Text to read –
Implementation:Apache Paimon Run Mixed Tests Script
| Knowledge Sources | |
|---|---|
| Domains | Testing, Cross-Language Interoperability |
| Last Updated | 2026-02-08 00:00 GMT |
Overview
run_mixed_tests.sh is an end-to-end test orchestrator that validates Java-Python data interoperability by running bidirectional read/write tests across multiple file formats (Parquet, ORC, Avro, Lance) and advanced features (deletion vectors, B-tree indexes, FAISS vector search).

Raw data –
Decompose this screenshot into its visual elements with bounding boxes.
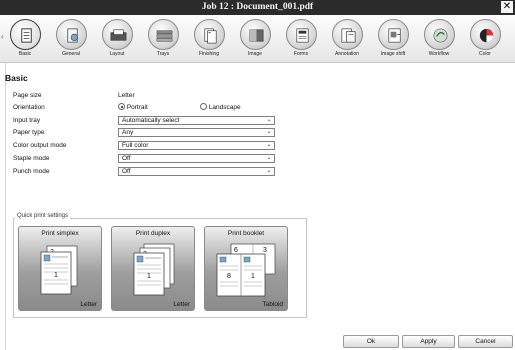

Direction 1 –
Answer these questions using the page on the Apache Paimon mixed tests script:
(a) Which domains does the page list?
(b) Which file formats do the script's read/write tests cover?
(c) When was the page last updated?
Direction 2 –
Carry on writing the page on the Apache Paimon mixed tests script, starting right after its final sentence.

Reply 1 –
(a) Testing and Cross-Language Interoperability.
(b) Parquet, ORC, Avro, and Lance.
(c) 2026-02-08 00:00 GMT.

Reply 2 –
Description
This script executes a comprehensive test sequence in seven stages: (1) Java writes data in Parquet/ORC/Avro and Lance formats via Maven, (2) Python reads that data via pytest to verify compatibility, (3) Python writes data using the Python SDK, (4) Java reads Python-written data to verify reverse compatibility, (5) tests primary key tables with deletion vectors, (6) tests FAISS vector index reading (skipped on Python 3.6 due to limited faiss-cpu support), and (7) tests B-tree global index reading. Each stage runs independently with isolated error handling, allowing subsequent stages to execute even if earlier stages fail. The script uses colored terminal output (red/green/yellow) for immediate feedback and provides a comprehensive summary at the end. A warehouse directory cleanup step runs after all tests complete. The script validates that data written in one language can be correctly read in the other, which is essential since Paimon tables are shared between Java and Python runtimes in production data lake environments.
Python version detection is used to conditionally skip FAISS tests on older Python versions, and Maven output is captured to detect if tests were skipped due to missing native libraries.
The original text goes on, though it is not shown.